_SET TASK_:
In the following material, identify every line holding the string "title" and return it.

_EXERCISE MATERIAL_:
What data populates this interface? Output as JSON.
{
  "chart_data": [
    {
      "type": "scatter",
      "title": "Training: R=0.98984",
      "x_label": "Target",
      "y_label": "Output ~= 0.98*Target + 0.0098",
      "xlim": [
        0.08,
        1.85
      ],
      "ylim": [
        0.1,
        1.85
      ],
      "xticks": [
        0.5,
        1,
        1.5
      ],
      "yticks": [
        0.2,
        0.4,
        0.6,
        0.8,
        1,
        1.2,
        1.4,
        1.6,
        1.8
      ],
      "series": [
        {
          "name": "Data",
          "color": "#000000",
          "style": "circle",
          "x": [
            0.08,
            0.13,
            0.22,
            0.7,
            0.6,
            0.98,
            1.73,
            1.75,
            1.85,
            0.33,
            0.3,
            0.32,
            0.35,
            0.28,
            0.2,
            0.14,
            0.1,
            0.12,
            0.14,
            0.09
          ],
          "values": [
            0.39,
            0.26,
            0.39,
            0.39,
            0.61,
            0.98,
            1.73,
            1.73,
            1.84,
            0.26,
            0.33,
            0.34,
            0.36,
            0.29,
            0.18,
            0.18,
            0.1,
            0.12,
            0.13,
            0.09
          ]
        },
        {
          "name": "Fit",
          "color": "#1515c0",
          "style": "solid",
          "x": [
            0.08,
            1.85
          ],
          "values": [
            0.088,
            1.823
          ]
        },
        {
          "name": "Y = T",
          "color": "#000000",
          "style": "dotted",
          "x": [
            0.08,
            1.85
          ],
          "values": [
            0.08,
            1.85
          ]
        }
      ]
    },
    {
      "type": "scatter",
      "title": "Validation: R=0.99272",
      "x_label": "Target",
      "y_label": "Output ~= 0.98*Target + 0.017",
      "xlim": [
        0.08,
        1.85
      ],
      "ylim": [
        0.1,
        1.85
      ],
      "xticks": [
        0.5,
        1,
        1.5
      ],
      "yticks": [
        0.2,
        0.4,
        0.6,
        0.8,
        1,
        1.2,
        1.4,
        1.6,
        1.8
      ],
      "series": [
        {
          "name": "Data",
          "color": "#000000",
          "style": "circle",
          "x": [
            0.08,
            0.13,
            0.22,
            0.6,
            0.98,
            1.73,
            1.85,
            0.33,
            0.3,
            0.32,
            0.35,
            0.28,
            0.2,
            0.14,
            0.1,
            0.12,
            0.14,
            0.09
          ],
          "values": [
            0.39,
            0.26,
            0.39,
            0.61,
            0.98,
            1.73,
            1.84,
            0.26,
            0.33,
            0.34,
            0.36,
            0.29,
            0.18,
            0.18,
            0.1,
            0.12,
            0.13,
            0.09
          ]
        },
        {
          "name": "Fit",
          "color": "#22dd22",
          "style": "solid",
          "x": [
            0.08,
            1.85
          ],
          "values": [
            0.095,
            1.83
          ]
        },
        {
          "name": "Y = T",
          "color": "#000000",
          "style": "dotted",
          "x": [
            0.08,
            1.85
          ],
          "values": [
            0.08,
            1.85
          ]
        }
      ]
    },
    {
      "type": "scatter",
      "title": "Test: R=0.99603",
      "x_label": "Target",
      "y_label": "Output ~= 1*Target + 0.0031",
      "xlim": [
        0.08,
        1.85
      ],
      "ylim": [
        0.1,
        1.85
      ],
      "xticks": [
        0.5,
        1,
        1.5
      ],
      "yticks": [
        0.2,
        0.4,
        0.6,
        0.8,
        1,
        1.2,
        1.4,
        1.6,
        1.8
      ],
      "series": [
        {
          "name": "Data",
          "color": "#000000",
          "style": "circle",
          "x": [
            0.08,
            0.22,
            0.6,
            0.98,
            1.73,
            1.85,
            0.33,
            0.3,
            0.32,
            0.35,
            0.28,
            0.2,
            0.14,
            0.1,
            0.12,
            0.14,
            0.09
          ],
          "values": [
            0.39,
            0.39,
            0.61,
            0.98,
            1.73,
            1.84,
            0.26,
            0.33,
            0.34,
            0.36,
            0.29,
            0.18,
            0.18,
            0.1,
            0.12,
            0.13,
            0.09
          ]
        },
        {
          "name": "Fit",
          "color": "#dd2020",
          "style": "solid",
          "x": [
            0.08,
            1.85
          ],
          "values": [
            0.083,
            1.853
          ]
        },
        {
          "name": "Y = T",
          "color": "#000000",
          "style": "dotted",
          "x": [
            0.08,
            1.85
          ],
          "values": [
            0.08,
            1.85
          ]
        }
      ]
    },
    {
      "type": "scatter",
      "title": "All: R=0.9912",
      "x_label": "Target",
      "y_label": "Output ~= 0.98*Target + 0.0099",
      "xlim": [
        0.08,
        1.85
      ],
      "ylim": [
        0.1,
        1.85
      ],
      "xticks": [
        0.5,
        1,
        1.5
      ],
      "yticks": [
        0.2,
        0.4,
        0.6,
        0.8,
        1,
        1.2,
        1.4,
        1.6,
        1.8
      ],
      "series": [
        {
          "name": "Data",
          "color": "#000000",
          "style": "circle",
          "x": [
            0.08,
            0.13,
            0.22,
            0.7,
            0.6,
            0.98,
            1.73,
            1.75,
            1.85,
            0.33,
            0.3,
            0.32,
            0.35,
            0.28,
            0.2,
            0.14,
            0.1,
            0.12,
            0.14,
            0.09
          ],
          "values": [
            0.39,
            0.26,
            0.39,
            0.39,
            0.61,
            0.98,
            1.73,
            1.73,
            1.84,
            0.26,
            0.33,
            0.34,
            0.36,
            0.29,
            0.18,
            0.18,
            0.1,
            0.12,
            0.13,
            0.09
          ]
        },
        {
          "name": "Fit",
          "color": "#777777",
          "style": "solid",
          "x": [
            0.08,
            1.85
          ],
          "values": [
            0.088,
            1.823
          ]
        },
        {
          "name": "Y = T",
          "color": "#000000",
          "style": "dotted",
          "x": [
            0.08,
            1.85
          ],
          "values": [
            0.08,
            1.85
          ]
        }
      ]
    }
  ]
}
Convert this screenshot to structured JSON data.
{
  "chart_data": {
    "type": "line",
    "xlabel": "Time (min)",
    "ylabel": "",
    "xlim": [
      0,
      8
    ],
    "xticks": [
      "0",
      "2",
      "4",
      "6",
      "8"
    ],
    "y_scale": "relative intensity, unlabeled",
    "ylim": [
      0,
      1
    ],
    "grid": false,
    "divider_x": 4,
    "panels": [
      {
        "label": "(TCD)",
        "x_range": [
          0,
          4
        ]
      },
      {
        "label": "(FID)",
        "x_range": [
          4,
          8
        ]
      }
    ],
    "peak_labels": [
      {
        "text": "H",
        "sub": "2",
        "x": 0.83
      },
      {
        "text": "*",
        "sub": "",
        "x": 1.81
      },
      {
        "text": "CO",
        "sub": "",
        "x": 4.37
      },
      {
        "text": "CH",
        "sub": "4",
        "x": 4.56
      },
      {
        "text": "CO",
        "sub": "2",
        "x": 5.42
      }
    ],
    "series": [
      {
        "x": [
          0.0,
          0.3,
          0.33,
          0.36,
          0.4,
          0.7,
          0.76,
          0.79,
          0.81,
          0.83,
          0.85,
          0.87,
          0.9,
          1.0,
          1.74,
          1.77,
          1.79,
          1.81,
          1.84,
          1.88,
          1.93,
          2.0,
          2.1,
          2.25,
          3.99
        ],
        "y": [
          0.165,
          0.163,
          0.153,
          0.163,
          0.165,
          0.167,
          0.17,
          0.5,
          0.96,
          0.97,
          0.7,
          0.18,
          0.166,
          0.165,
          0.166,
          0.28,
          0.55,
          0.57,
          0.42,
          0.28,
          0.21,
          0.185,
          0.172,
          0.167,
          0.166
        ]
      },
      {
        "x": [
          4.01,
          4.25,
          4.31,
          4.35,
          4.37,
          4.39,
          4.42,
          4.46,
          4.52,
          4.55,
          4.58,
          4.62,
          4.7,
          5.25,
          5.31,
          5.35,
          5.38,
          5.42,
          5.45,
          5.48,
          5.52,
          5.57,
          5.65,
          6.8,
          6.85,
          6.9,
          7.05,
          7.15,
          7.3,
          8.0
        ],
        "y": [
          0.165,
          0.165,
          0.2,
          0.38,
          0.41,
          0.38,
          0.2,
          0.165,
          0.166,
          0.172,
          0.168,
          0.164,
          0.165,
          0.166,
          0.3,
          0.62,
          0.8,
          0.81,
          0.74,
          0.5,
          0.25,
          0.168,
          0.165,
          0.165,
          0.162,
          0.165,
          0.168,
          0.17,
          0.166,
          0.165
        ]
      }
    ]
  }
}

_REPLY_:
      "title": "Training: R=0.98984",
      "title": "Validation: R=0.99272",
      "title": "Test: R=0.99603",
      "title": "All: R=0.9912",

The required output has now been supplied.